(Structured figure records)
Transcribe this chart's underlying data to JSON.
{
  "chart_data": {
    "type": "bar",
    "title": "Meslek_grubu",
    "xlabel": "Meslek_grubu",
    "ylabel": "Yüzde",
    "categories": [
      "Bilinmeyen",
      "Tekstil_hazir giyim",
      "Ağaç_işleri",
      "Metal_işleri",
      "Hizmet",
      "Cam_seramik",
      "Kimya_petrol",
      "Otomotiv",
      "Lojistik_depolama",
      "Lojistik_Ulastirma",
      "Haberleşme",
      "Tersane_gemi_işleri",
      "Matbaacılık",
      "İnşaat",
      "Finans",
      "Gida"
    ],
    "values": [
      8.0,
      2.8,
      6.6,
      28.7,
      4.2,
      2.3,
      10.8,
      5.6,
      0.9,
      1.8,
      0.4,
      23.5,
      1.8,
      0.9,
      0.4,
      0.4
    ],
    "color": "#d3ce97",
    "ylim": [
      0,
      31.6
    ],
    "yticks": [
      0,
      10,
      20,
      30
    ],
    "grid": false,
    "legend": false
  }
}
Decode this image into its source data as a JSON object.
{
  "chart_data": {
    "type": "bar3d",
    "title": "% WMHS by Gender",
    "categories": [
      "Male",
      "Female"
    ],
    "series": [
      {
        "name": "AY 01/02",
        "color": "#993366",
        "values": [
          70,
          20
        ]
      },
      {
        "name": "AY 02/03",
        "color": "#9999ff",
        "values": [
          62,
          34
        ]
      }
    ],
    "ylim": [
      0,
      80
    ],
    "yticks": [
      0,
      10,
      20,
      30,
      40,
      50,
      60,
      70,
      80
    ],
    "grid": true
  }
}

## Short problem
Reproduce the final stretch of the data above: every line from the one holding "Decode this image" through the end, inclusive, exactly as written and nothing else.

## Answer to this task
Decode this image into its source data as a JSON object.
{
  "chart_data": {
    "type": "bar3d",
    "title": "% WMHS by Gender",
    "categories": [
      "Male",
      "Female"
    ],
    "series": [
      {
        "name": "AY 01/02",
        "color": "#993366",
        "values": [
          70,
          20
        ]
      },
      {
        "name": "AY 02/03",
        "color": "#9999ff",
        "values": [
          62,
          34
        ]
      }
    ],
    "ylim": [
      0,
      80
    ],
    "yticks": [
      0,
      10,
      20,
      30,
      40,
      50,
      60,
      70,
      80
    ],
    "grid": true
  }
}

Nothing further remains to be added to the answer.